● SHORT PROBLEM
Find the number of lines below in which the word "time" appears, and write that number only.

** start SUPPLIED DATA **

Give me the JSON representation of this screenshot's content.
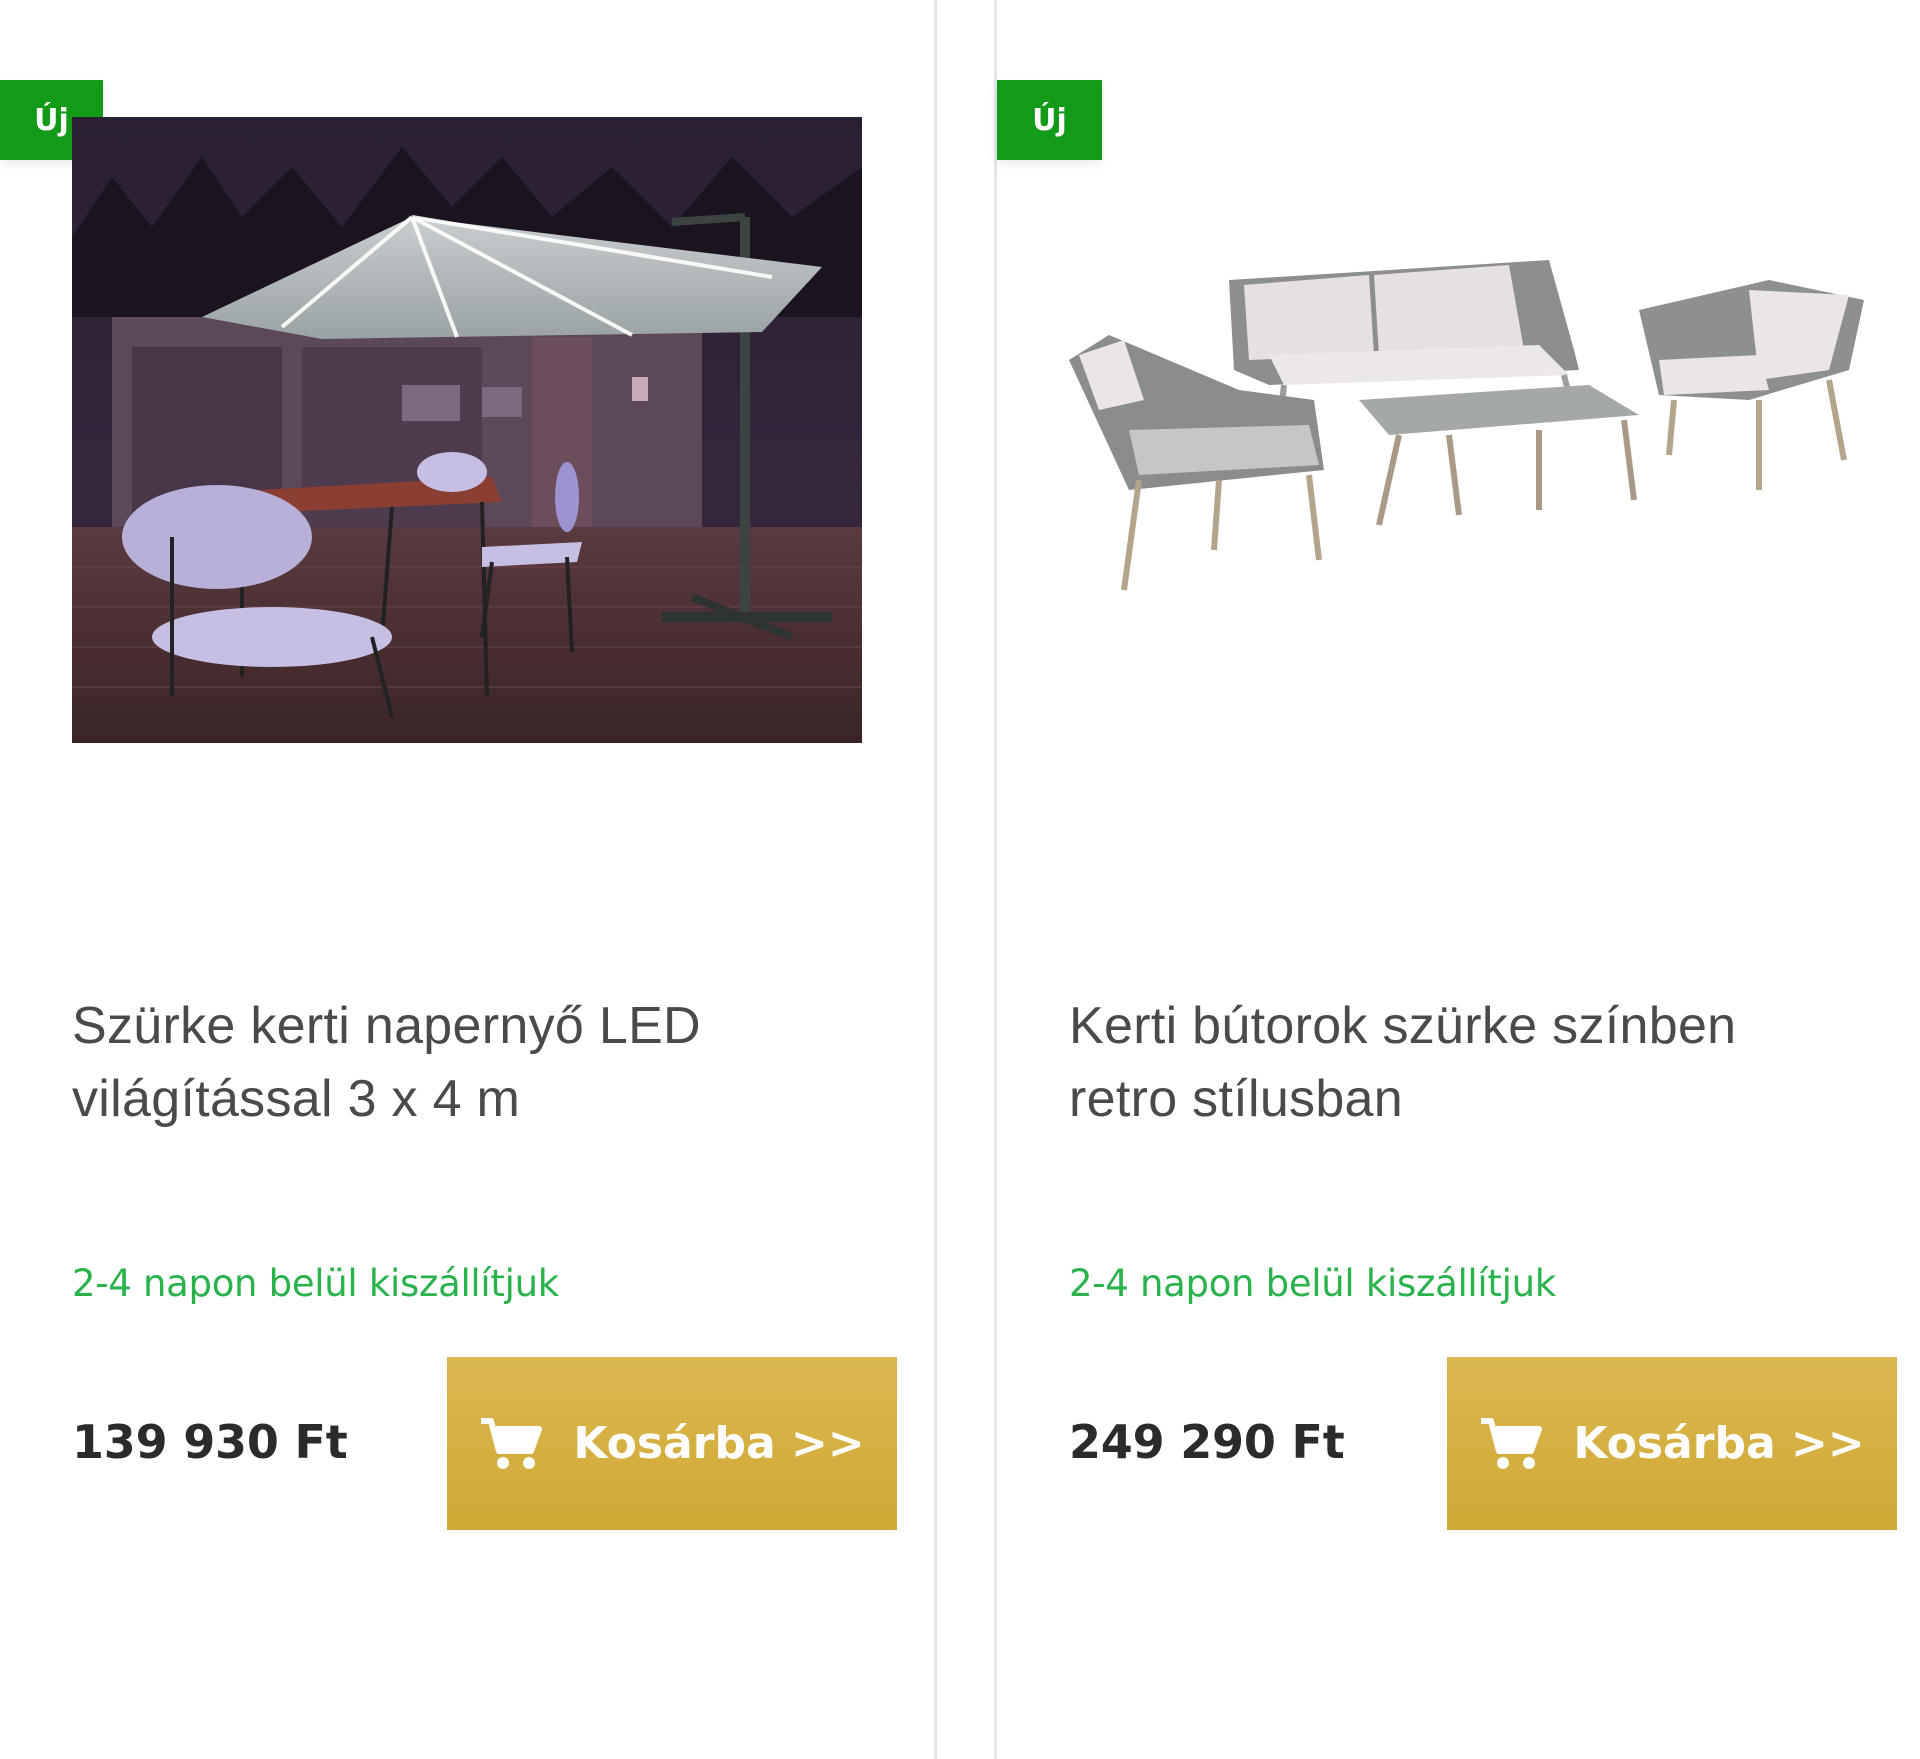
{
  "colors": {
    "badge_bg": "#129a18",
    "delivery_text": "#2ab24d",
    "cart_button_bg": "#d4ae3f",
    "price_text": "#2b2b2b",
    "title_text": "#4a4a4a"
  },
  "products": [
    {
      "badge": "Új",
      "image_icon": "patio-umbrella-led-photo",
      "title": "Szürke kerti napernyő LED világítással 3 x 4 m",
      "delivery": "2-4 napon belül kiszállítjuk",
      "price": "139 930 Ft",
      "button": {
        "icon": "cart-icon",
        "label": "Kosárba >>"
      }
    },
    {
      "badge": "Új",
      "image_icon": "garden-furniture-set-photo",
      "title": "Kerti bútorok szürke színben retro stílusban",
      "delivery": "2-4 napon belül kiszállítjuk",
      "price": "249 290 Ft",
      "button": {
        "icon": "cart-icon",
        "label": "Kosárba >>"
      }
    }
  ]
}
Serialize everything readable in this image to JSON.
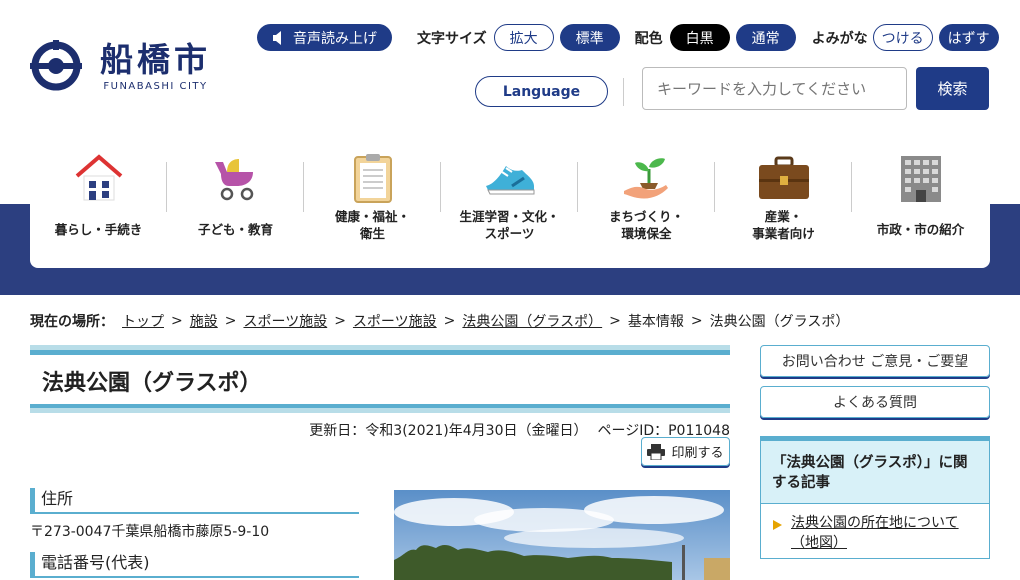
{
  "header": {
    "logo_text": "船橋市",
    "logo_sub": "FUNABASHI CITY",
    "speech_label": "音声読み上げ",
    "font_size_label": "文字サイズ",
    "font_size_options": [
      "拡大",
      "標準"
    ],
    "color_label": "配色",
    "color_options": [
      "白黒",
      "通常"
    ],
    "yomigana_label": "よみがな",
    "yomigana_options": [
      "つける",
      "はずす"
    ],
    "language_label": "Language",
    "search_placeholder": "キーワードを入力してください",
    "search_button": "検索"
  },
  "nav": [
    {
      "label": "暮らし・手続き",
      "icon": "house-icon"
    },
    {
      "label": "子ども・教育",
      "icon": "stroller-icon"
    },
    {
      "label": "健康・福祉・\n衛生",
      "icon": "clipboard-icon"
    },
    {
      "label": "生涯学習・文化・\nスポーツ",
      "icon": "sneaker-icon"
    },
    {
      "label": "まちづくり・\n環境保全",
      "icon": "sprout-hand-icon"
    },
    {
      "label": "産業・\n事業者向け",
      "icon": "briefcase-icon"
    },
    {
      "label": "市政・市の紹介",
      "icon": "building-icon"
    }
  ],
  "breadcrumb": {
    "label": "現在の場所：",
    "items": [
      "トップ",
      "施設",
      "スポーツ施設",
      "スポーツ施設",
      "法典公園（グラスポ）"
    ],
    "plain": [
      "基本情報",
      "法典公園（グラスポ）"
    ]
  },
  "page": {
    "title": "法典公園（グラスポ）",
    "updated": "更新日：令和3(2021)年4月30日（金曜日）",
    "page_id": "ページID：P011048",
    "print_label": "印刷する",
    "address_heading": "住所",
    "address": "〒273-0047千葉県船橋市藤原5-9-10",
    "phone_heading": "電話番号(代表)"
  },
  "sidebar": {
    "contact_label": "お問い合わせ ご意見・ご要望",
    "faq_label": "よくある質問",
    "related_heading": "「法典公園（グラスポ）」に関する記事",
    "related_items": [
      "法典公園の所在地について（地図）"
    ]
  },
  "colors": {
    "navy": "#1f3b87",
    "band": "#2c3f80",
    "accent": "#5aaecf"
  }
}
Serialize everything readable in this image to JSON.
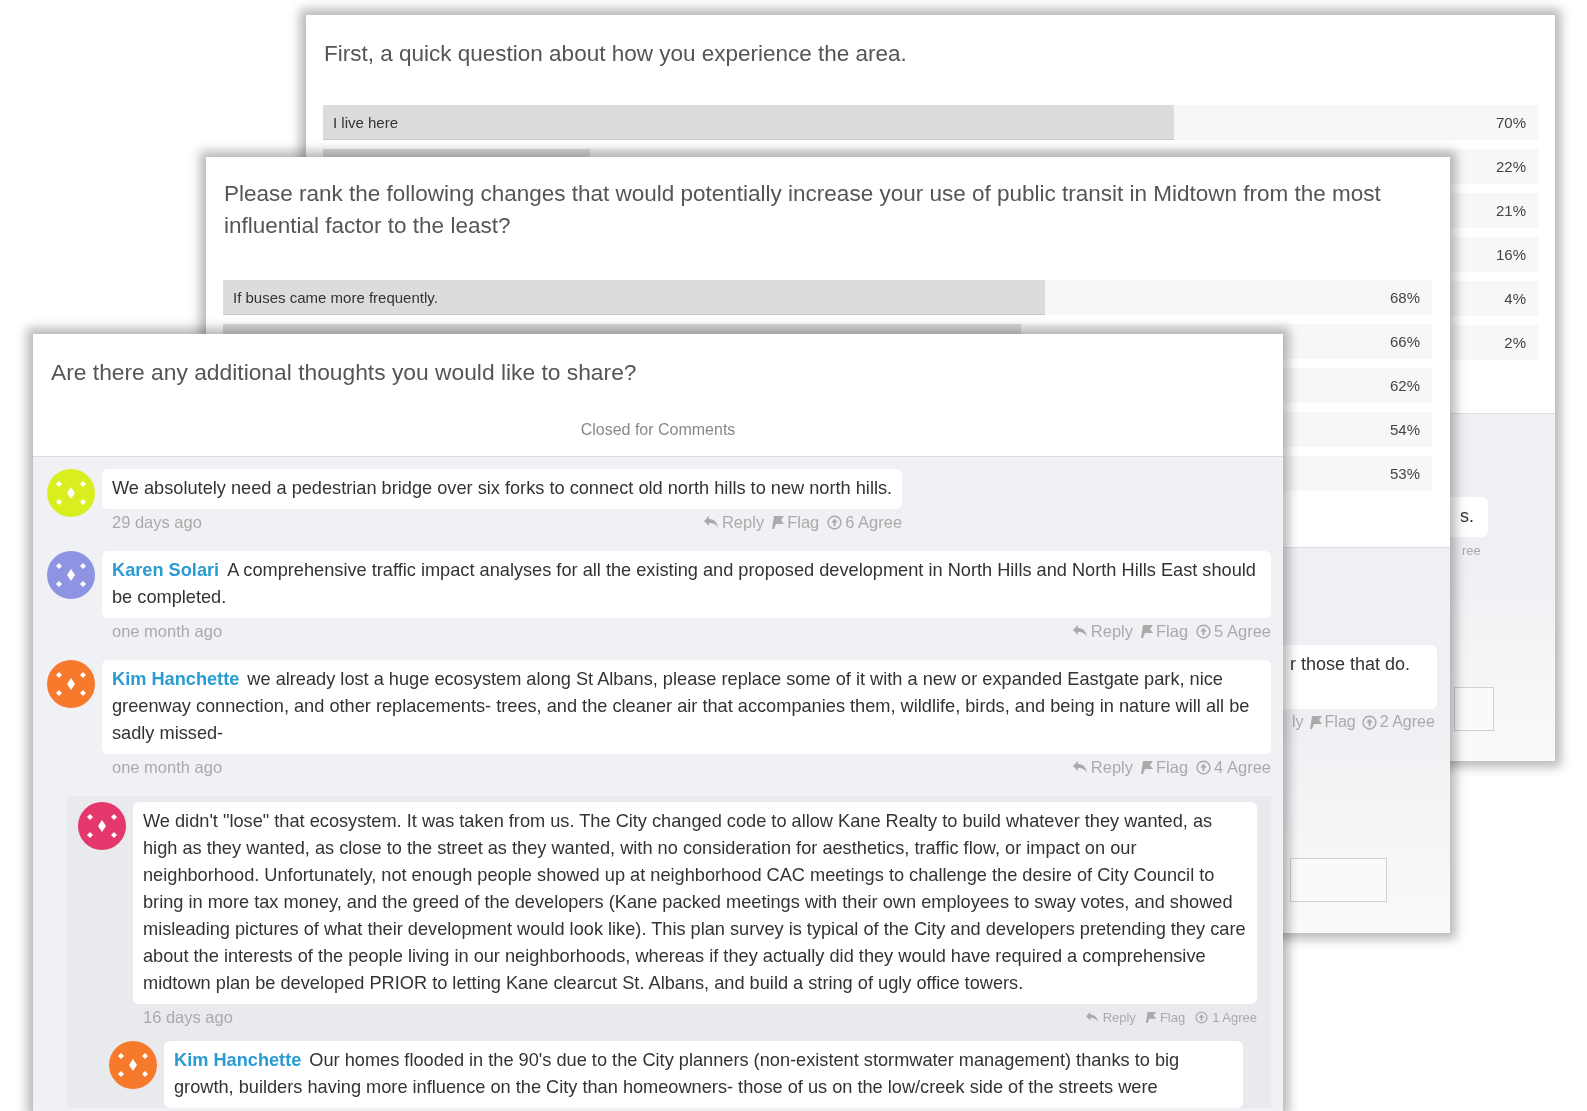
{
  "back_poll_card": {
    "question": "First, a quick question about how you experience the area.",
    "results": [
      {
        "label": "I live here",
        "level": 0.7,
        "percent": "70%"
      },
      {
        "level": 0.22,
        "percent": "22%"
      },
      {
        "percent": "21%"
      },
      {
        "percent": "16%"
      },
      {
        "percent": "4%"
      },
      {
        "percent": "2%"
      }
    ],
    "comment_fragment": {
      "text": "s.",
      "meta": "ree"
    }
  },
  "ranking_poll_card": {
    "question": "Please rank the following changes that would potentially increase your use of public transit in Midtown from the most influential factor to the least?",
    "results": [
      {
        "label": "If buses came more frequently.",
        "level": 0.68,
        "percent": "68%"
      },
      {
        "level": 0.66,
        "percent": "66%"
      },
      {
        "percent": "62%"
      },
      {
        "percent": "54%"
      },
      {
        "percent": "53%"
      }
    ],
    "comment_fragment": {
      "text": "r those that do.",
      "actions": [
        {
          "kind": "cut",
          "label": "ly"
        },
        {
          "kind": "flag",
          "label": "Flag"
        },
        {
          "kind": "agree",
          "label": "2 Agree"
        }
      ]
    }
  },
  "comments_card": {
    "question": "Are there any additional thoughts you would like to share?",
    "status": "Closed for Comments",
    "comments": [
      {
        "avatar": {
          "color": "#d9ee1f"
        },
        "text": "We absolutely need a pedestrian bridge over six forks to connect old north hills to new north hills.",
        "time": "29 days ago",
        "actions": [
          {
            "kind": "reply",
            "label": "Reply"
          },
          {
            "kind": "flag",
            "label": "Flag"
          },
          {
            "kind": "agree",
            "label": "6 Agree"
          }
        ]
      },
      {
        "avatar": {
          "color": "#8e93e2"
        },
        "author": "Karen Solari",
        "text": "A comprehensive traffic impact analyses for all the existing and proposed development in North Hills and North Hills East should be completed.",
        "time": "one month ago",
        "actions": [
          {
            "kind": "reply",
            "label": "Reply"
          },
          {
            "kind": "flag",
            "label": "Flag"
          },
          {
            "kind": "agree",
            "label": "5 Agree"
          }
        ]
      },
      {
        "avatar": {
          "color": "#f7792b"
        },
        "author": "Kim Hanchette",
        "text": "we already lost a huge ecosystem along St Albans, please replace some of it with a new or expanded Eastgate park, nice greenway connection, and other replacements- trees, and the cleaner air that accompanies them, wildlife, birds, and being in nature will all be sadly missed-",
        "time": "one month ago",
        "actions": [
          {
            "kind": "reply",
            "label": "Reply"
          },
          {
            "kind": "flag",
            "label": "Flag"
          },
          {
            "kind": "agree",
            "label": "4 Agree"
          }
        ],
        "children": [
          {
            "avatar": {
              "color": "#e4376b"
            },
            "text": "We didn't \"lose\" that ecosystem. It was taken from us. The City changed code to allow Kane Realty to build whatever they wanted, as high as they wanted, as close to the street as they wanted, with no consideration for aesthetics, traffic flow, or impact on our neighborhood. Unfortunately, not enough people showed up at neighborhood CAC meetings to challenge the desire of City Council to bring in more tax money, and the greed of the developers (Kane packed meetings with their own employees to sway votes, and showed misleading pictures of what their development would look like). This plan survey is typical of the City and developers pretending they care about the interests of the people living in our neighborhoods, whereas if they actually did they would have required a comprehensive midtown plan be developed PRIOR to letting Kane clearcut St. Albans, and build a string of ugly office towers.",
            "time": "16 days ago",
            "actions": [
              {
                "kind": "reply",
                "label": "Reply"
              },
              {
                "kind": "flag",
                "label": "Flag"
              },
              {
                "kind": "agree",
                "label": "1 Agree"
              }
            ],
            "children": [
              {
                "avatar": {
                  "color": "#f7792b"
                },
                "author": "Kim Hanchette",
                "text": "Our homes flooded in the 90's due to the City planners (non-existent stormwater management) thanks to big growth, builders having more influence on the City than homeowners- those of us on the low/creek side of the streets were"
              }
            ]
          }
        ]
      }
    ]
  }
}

** end SUPPLIED DATA **

● FINISHED EXERCISE
4